Selected text —
Recession

A recession means a period of decline in economic activities which is shown by a reduction of real national output. When there is decline of output for two consecutive years, it is technically referred as a recession.

CHARACTERISTICS OF A RECESSION

  • Declining demand for output leading to higher levels of spare productive capacity
  • A sharp fall in business confidence & profits
  • A decrease in fixed capital investment spending because there is insufficient demand to justify new capital projects
  • De-stocking and heavy price discounting – this leads to lower inflation
  • Reduced inflationary pressure in the labour market as unemployment rises
  • Falling demand for imports
  • Increased government borrowing
  • Businesses will reduce production levels as they find it difficult to sell their goods and services.
  • In order to sustain growth, businesses will cut cost and will lay off employees.
  • Economy will see an increased rate of retrenchment and more money is spent by the government on unemployment benefit.
  • Government will get less revenue from income tax and VAT.
  • Stock exchanges will see reduced activity.

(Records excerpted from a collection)
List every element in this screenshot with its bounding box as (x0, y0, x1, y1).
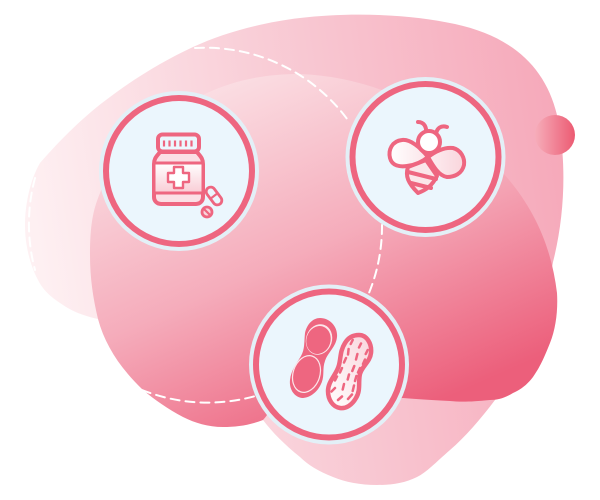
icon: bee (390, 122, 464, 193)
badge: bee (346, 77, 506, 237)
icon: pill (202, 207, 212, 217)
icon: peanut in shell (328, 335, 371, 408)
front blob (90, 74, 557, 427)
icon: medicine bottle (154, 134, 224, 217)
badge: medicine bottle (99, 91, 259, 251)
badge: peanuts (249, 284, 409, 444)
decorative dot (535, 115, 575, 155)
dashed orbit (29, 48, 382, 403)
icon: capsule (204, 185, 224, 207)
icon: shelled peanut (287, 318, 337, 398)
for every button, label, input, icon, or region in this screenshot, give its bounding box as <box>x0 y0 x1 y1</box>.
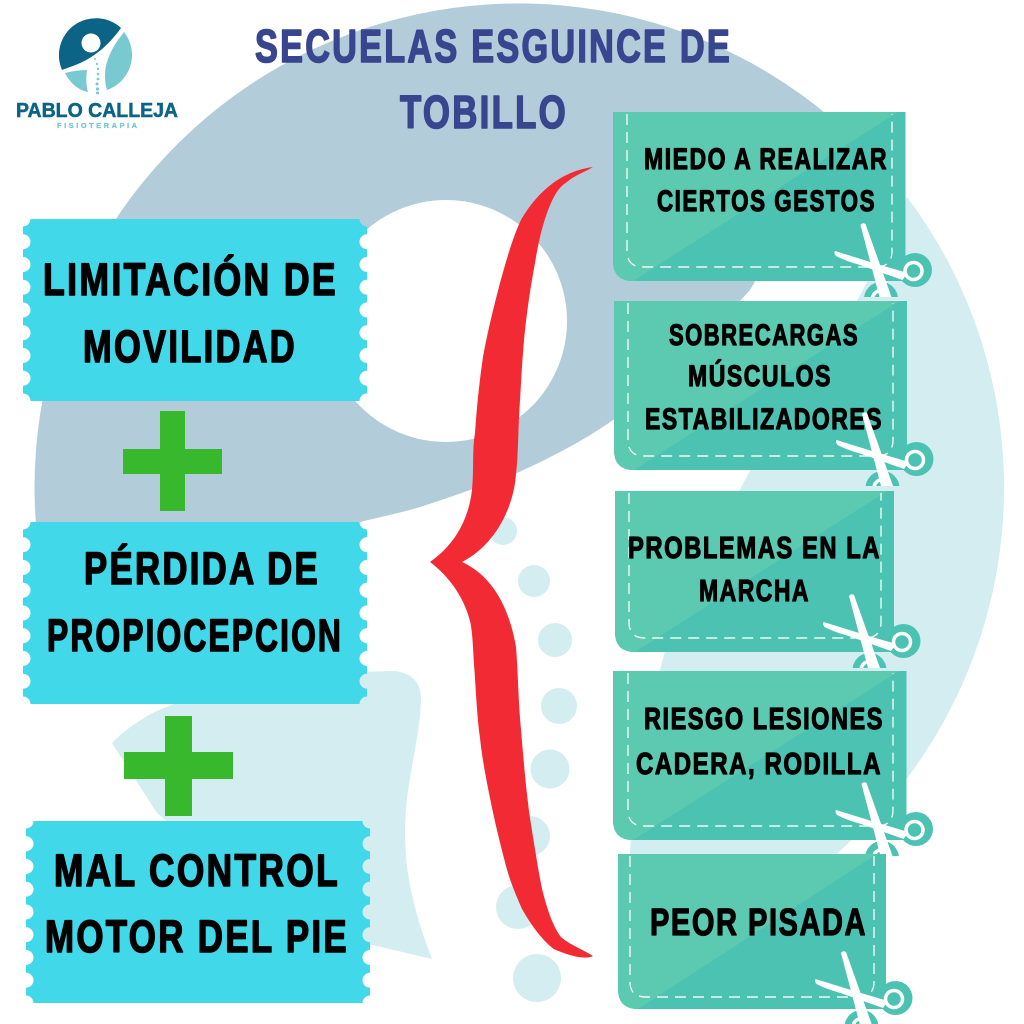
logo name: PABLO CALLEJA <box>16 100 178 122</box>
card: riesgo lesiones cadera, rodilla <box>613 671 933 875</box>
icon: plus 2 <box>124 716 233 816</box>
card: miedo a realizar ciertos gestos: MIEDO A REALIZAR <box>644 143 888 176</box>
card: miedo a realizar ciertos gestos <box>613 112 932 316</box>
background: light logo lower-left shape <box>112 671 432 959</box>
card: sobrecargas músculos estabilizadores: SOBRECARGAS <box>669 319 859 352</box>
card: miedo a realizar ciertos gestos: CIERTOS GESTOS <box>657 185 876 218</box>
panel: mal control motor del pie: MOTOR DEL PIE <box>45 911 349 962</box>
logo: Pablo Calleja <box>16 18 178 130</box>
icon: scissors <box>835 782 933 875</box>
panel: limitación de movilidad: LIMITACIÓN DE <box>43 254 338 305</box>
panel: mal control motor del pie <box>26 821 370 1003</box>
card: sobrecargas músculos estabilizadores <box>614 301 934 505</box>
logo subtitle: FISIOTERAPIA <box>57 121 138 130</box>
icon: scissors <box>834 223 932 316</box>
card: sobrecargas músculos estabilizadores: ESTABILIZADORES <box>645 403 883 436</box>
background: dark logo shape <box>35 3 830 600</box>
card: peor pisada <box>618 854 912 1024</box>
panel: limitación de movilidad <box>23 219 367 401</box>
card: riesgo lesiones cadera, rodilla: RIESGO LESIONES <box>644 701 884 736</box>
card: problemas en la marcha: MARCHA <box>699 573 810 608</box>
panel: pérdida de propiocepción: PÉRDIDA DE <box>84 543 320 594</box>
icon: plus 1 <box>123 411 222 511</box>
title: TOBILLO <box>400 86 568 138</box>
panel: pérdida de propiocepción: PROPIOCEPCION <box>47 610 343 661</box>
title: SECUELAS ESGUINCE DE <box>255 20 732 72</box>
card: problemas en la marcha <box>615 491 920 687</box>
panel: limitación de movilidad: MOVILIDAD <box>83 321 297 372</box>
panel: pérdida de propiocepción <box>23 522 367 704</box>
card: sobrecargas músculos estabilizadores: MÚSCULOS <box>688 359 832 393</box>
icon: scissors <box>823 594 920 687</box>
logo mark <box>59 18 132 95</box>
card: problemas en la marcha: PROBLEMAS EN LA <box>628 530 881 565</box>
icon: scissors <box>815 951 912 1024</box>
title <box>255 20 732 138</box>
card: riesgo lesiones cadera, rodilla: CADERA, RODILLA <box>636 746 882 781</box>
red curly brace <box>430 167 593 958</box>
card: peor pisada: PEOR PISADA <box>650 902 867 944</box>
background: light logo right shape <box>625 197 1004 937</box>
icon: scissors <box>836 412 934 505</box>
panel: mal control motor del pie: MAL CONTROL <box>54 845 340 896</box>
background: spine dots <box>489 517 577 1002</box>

Your tasks —
1. In the passage on recession, what condition technically qualifies as a recession?
2. Using the passage on recession, explain why fixed capital investment spending falls during a recession.
3. Pick up the passage on recession where it stops and keep writing it.

Answers below —
1. A decline of output for two consecutive years.

2. Fixed capital investment spending falls because there is insufficient demand to justify new capital projects.

3.
A recession can happen due to a reduction in aggregate demand which could be the result of the following factors:
1. Higher interest rates which reduce borrowing and investment
2. Falling real wages
3. Falling consumer confidence
4. Credit crunch which causes a decline in bank lending and therefore lower investment.
5. A period of deflation. Falling prices often encourage people to delay spending. Also deflation increases the real 6. value of debt causing debtors to be worse off.
7. Appreciation in exchange rate which makes exports expensive and reduces demand for exports.

Recession can also happen due to a reduction in the aggregate supply. It is referred as supply-side shocks.

A few examples of things which could cause a reduction in aggregate supply are:
1. Higher crude oil and gas prices – leading to increased input costs, driving inflation higher and causing a fall in real incomes for households (less consumption) and a fall in profits for businesses (less investment and possible employment cut-backs) – this is known as stagflation.
2. Higher prices for metals and other non-fuel inputs .
3. Surge in foodstuff prices which increase costs and lower profits for food manufacturers.
4. Other inflationary effects globally such as a sharp rise in inflation in the USA or China, leading to a burst of imported inflation .
5. If wages remain sticky there is a danger of a wage-price spiral emerging.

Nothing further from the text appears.